Extracted records
——

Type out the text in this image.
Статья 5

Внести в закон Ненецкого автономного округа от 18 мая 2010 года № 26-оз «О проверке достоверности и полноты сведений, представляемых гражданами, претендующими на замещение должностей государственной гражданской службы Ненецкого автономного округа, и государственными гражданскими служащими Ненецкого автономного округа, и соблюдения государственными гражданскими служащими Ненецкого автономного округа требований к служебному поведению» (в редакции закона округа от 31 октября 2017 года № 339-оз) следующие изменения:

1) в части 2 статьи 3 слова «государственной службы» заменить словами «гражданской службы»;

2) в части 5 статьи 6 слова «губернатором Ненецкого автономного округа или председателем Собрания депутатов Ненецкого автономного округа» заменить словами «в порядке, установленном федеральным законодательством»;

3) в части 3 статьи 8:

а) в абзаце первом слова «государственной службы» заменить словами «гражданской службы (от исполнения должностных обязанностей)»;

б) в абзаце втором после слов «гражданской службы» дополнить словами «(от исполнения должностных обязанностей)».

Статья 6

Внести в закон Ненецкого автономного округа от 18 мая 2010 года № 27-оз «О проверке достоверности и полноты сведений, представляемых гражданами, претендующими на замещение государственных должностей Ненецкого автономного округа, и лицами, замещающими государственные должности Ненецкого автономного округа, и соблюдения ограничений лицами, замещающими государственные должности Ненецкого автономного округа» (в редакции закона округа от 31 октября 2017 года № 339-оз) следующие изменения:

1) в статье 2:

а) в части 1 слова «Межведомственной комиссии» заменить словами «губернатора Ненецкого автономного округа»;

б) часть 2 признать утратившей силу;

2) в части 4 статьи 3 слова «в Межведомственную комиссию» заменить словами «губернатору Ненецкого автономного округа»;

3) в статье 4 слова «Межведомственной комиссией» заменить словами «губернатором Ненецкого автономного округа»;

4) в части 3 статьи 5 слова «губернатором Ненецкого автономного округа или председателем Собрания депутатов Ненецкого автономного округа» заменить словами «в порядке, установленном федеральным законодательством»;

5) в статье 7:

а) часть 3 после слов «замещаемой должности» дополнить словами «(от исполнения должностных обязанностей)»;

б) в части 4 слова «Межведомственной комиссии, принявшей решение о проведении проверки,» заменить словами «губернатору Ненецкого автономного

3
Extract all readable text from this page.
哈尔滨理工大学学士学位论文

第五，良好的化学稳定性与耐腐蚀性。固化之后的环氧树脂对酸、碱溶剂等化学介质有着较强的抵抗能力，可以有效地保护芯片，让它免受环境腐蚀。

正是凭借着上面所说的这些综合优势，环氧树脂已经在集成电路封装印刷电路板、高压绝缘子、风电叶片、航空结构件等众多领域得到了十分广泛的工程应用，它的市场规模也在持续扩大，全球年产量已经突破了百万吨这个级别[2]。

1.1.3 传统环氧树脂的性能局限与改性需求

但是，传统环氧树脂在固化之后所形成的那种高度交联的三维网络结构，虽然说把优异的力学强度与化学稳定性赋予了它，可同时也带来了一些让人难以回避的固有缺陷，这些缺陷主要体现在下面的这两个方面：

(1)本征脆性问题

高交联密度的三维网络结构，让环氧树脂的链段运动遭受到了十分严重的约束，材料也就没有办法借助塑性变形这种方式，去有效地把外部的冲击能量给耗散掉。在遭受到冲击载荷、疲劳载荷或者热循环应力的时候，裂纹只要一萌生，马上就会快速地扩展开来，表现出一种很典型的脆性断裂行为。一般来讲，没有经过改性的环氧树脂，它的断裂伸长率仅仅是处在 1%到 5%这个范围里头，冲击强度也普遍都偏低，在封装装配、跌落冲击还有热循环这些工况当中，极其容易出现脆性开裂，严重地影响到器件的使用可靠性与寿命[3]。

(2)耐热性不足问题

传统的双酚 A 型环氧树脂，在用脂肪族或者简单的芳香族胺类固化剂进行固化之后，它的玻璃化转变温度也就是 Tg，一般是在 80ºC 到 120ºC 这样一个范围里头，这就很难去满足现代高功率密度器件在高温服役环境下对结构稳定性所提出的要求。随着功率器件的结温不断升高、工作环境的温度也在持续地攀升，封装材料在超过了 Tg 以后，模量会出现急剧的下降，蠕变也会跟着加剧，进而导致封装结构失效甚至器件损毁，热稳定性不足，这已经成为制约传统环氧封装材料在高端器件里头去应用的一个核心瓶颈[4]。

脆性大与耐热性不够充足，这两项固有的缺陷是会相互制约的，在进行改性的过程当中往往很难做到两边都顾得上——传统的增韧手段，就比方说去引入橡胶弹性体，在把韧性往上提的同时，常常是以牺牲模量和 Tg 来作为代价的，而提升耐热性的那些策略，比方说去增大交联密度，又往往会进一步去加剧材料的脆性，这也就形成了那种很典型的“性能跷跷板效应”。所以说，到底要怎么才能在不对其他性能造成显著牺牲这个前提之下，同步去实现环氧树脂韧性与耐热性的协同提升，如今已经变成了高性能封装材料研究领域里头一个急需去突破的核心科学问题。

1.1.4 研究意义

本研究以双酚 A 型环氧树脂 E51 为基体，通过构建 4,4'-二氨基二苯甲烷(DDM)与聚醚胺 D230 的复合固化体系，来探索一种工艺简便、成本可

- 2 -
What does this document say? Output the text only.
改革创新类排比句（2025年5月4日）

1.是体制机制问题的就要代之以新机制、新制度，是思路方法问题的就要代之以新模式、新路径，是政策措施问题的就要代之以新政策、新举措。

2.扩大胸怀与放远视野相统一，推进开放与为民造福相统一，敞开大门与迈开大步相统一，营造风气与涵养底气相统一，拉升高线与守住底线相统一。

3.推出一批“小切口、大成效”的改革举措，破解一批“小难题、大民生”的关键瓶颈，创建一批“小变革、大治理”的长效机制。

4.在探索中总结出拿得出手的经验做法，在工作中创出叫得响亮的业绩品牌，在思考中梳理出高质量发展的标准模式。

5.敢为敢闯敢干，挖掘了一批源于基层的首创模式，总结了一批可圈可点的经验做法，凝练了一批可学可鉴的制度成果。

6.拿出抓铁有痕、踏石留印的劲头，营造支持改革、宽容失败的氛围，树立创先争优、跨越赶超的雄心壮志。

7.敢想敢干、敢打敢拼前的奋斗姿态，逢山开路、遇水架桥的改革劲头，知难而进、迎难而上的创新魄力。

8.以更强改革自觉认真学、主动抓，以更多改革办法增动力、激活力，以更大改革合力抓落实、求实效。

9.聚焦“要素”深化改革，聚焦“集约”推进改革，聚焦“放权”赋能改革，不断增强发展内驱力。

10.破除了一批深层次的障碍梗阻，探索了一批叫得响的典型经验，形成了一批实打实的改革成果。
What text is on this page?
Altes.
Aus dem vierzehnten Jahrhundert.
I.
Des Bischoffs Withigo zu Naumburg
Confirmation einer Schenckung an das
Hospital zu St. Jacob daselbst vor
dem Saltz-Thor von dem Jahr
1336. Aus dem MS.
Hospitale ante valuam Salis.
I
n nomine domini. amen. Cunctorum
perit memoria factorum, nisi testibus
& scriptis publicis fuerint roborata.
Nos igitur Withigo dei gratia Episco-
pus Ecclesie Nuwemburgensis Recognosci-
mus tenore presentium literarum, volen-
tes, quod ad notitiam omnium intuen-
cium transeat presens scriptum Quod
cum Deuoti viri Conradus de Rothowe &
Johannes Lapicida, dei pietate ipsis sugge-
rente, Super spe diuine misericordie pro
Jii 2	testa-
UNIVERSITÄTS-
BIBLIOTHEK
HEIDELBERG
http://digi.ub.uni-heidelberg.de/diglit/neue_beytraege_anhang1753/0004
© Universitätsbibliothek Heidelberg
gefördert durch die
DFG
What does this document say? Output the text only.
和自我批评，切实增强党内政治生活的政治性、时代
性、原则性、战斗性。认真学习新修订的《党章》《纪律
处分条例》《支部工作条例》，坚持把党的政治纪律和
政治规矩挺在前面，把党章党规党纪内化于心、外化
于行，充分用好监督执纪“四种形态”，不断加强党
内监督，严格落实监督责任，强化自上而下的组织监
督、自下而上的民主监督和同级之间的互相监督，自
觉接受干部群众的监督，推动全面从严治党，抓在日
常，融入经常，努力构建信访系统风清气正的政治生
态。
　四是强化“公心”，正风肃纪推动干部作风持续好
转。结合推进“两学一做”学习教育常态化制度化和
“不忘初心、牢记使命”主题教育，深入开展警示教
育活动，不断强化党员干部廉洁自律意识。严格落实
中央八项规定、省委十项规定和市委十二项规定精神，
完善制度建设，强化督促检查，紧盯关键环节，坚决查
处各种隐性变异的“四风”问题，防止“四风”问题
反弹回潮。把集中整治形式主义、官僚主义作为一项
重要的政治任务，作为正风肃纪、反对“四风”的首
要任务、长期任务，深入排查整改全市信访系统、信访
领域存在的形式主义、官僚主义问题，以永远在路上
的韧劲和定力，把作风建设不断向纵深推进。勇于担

——

Say the number of lines in the listing that hold "Межведомственной", with no added words.

3